(SHORT PROBLEM):
Find each line with the word "人高中生转入中专参加对口单招升学" and copy it.

start THE DATA

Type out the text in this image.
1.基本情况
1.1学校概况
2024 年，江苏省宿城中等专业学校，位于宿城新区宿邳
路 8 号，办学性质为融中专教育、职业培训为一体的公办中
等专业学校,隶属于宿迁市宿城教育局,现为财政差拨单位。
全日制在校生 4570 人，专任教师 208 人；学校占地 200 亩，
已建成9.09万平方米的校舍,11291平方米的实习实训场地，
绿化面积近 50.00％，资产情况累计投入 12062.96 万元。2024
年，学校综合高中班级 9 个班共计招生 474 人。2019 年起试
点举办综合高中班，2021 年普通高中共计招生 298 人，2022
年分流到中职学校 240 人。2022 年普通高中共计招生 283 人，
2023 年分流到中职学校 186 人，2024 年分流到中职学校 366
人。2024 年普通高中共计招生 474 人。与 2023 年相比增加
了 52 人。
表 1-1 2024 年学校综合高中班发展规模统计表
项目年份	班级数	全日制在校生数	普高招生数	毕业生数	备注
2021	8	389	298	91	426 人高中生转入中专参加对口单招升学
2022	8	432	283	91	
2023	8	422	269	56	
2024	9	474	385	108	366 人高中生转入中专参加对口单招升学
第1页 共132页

end THE DATA

(THE REPLY):
2021	8	389	298	91	426 人高中生转入中专参加对口单招升学
2024	9	474	385	108	366 人高中生转入中专参加对口单招升学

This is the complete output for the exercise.